Could you write out the records below exactly as they appear?

RECORDS FOR PROCESSING —
— start —

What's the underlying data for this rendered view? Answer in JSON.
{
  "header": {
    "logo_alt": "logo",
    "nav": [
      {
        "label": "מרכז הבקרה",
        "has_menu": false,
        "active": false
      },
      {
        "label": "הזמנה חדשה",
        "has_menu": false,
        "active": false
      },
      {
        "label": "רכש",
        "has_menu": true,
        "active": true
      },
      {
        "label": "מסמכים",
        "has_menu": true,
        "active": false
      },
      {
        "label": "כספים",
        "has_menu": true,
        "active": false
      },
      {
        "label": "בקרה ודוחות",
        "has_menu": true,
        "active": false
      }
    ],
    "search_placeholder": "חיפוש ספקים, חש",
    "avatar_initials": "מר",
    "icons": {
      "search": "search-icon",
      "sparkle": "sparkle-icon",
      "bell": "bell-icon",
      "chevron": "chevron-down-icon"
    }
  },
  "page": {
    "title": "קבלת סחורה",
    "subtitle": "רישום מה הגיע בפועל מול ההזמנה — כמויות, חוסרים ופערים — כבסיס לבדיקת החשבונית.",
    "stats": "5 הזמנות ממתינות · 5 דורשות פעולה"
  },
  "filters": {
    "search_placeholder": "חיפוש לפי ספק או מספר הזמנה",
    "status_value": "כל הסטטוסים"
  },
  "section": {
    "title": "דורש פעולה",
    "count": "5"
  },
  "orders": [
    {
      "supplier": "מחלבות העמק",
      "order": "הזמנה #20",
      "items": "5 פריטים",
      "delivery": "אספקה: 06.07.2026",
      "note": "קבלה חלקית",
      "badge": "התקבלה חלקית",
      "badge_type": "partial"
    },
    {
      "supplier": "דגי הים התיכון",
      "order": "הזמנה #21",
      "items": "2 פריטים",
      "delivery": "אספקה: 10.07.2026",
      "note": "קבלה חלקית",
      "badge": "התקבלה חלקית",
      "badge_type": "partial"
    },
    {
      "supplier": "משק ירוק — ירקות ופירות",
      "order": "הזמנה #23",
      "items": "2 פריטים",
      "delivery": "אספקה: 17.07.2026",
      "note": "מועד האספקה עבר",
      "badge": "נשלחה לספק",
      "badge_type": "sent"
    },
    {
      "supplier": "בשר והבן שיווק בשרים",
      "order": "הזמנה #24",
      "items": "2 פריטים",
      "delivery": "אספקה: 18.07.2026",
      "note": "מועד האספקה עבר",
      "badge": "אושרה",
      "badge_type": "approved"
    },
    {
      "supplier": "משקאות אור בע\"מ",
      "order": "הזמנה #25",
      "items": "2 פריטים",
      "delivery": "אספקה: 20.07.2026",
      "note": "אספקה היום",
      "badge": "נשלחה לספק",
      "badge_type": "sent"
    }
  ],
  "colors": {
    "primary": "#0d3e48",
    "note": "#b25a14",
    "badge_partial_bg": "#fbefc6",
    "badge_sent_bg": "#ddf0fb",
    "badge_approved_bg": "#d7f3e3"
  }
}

— end —

OUTPUT BELOW —
What's the underlying data for this rendered view? Answer in JSON.
{
  "header": {
    "logo_alt": "logo",
    "nav": [
      {
        "label": "מרכז הבקרה",
        "has_menu": false,
        "active": false
      },
      {
        "label": "הזמנה חדשה",
        "has_menu": false,
        "active": false
      },
      {
        "label": "רכש",
        "has_menu": true,
        "active": true
      },
      {
        "label": "מסמכים",
        "has_menu": true,
        "active": false
      },
      {
        "label": "כספים",
        "has_menu": true,
        "active": false
      },
      {
        "label": "בקרה ודוחות",
        "has_menu": true,
        "active": false
      }
    ],
    "search_placeholder": "חיפוש ספקים, חש",
    "avatar_initials": "מר",
    "icons": {
      "search": "search-icon",
      "sparkle": "sparkle-icon",
      "bell": "bell-icon",
      "chevron": "chevron-down-icon"
    }
  },
  "page": {
    "title": "קבלת סחורה",
    "subtitle": "רישום מה הגיע בפועל מול ההזמנה — כמויות, חוסרים ופערים — כבסיס לבדיקת החשבונית.",
    "stats": "5 הזמנות ממתינות · 5 דורשות פעולה"
  },
  "filters": {
    "search_placeholder": "חיפוש לפי ספק או מספר הזמנה",
    "status_value": "כל הסטטוסים"
  },
  "section": {
    "title": "דורש פעולה",
    "count": "5"
  },
  "orders": [
    {
      "supplier": "מחלבות העמק",
      "order": "הזמנה #20",
      "items": "5 פריטים",
      "delivery": "אספקה: 06.07.2026",
      "note": "קבלה חלקית",
      "badge": "התקבלה חלקית",
      "badge_type": "partial"
    },
    {
      "supplier": "דגי הים התיכון",
      "order": "הזמנה #21",
      "items": "2 פריטים",
      "delivery": "אספקה: 10.07.2026",
      "note": "קבלה חלקית",
      "badge": "התקבלה חלקית",
      "badge_type": "partial"
    },
    {
      "supplier": "משק ירוק — ירקות ופירות",
      "order": "הזמנה #23",
      "items": "2 פריטים",
      "delivery": "אספקה: 17.07.2026",
      "note": "מועד האספקה עבר",
      "badge": "נשלחה לספק",
      "badge_type": "sent"
    },
    {
      "supplier": "בשר והבן שיווק בשרים",
      "order": "הזמנה #24",
      "items": "2 פריטים",
      "delivery": "אספקה: 18.07.2026",
      "note": "מועד האספקה עבר",
      "badge": "אושרה",
      "badge_type": "approved"
    },
    {
      "supplier": "משקאות אור בע\"מ",
      "order": "הזמנה #25",
      "items": "2 פריטים",
      "delivery": "אספקה: 20.07.2026",
      "note": "אספקה היום",
      "badge": "נשלחה לספק",
      "badge_type": "sent"
    }
  ],
  "colors": {
    "primary": "#0d3e48",
    "note": "#b25a14",
    "badge_partial_bg": "#fbefc6",
    "badge_sent_bg": "#ddf0fb",
    "badge_approved_bg": "#d7f3e3"
  }
}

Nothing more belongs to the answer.